Written instruction: Write out every single entry exactly.
--
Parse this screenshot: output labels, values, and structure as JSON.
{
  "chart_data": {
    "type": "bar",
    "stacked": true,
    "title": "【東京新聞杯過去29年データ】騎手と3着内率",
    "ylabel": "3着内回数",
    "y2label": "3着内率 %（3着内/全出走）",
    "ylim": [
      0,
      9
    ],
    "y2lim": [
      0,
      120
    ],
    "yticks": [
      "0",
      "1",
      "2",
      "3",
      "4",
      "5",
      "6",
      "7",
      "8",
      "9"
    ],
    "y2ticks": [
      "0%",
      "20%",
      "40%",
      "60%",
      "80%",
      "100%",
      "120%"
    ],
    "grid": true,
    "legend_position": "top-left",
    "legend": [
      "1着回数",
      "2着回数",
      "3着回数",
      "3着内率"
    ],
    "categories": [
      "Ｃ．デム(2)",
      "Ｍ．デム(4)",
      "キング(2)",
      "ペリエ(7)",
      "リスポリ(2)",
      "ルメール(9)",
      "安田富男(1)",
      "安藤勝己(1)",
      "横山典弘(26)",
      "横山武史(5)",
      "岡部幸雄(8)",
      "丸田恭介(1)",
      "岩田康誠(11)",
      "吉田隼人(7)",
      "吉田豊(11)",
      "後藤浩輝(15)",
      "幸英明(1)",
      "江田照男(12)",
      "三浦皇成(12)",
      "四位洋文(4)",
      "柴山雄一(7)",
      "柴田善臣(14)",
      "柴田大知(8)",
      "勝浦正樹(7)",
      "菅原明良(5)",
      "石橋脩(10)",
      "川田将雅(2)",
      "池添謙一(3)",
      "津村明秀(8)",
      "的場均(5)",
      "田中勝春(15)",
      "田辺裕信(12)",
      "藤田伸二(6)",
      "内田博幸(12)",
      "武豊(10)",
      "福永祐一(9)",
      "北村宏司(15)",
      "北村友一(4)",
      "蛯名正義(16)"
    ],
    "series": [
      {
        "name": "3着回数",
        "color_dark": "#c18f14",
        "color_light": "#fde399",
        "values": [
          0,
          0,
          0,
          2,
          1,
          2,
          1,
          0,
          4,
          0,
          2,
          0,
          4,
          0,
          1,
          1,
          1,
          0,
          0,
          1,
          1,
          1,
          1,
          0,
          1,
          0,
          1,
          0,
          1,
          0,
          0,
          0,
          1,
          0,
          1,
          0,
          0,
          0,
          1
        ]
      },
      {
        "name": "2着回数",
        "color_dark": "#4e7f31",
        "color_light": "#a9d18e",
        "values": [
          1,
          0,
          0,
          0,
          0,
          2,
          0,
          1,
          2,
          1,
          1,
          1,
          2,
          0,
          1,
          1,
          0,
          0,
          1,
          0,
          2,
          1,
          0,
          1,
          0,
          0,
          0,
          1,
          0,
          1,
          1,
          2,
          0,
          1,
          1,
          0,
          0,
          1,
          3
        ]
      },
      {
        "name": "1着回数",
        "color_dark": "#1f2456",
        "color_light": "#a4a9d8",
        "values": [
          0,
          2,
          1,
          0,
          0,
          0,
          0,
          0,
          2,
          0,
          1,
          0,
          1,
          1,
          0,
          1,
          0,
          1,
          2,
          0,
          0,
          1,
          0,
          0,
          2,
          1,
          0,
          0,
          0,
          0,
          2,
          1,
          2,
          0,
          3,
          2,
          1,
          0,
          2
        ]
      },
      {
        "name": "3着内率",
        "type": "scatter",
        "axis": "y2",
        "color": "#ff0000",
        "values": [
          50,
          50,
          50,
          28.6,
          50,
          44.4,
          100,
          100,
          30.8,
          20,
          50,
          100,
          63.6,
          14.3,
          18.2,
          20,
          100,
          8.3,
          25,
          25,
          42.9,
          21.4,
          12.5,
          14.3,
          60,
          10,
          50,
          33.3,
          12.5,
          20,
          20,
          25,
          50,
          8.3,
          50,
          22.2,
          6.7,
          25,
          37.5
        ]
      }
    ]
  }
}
--
In response:
Parse this screenshot: output labels, values, and structure as JSON.
{
  "chart_data": {
    "type": "bar",
    "stacked": true,
    "title": "【東京新聞杯過去29年データ】騎手と3着内率",
    "ylabel": "3着内回数",
    "y2label": "3着内率 %（3着内/全出走）",
    "ylim": [
      0,
      9
    ],
    "y2lim": [
      0,
      120
    ],
    "yticks": [
      "0",
      "1",
      "2",
      "3",
      "4",
      "5",
      "6",
      "7",
      "8",
      "9"
    ],
    "y2ticks": [
      "0%",
      "20%",
      "40%",
      "60%",
      "80%",
      "100%",
      "120%"
    ],
    "grid": true,
    "legend_position": "top-left",
    "legend": [
      "1着回数",
      "2着回数",
      "3着回数",
      "3着内率"
    ],
    "categories": [
      "Ｃ．デム(2)",
      "Ｍ．デム(4)",
      "キング(2)",
      "ペリエ(7)",
      "リスポリ(2)",
      "ルメール(9)",
      "安田富男(1)",
      "安藤勝己(1)",
      "横山典弘(26)",
      "横山武史(5)",
      "岡部幸雄(8)",
      "丸田恭介(1)",
      "岩田康誠(11)",
      "吉田隼人(7)",
      "吉田豊(11)",
      "後藤浩輝(15)",
      "幸英明(1)",
      "江田照男(12)",
      "三浦皇成(12)",
      "四位洋文(4)",
      "柴山雄一(7)",
      "柴田善臣(14)",
      "柴田大知(8)",
      "勝浦正樹(7)",
      "菅原明良(5)",
      "石橋脩(10)",
      "川田将雅(2)",
      "池添謙一(3)",
      "津村明秀(8)",
      "的場均(5)",
      "田中勝春(15)",
      "田辺裕信(12)",
      "藤田伸二(6)",
      "内田博幸(12)",
      "武豊(10)",
      "福永祐一(9)",
      "北村宏司(15)",
      "北村友一(4)",
      "蛯名正義(16)"
    ],
    "series": [
      {
        "name": "3着回数",
        "color_dark": "#c18f14",
        "color_light": "#fde399",
        "values": [
          0,
          0,
          0,
          2,
          1,
          2,
          1,
          0,
          4,
          0,
          2,
          0,
          4,
          0,
          1,
          1,
          1,
          0,
          0,
          1,
          1,
          1,
          1,
          0,
          1,
          0,
          1,
          0,
          1,
          0,
          0,
          0,
          1,
          0,
          1,
          0,
          0,
          0,
          1
        ]
      },
      {
        "name": "2着回数",
        "color_dark": "#4e7f31",
        "color_light": "#a9d18e",
        "values": [
          1,
          0,
          0,
          0,
          0,
          2,
          0,
          1,
          2,
          1,
          1,
          1,
          2,
          0,
          1,
          1,
          0,
          0,
          1,
          0,
          2,
          1,
          0,
          1,
          0,
          0,
          0,
          1,
          0,
          1,
          1,
          2,
          0,
          1,
          1,
          0,
          0,
          1,
          3
        ]
      },
      {
        "name": "1着回数",
        "color_dark": "#1f2456",
        "color_light": "#a4a9d8",
        "values": [
          0,
          2,
          1,
          0,
          0,
          0,
          0,
          0,
          2,
          0,
          1,
          0,
          1,
          1,
          0,
          1,
          0,
          1,
          2,
          0,
          0,
          1,
          0,
          0,
          2,
          1,
          0,
          0,
          0,
          0,
          2,
          1,
          2,
          0,
          3,
          2,
          1,
          0,
          2
        ]
      },
      {
        "name": "3着内率",
        "type": "scatter",
        "axis": "y2",
        "color": "#ff0000",
        "values": [
          50,
          50,
          50,
          28.6,
          50,
          44.4,
          100,
          100,
          30.8,
          20,
          50,
          100,
          63.6,
          14.3,
          18.2,
          20,
          100,
          8.3,
          25,
          25,
          42.9,
          21.4,
          12.5,
          14.3,
          60,
          10,
          50,
          33.3,
          12.5,
          20,
          20,
          25,
          50,
          8.3,
          50,
          22.2,
          6.7,
          25,
          37.5
        ]
      }
    ]
  }
}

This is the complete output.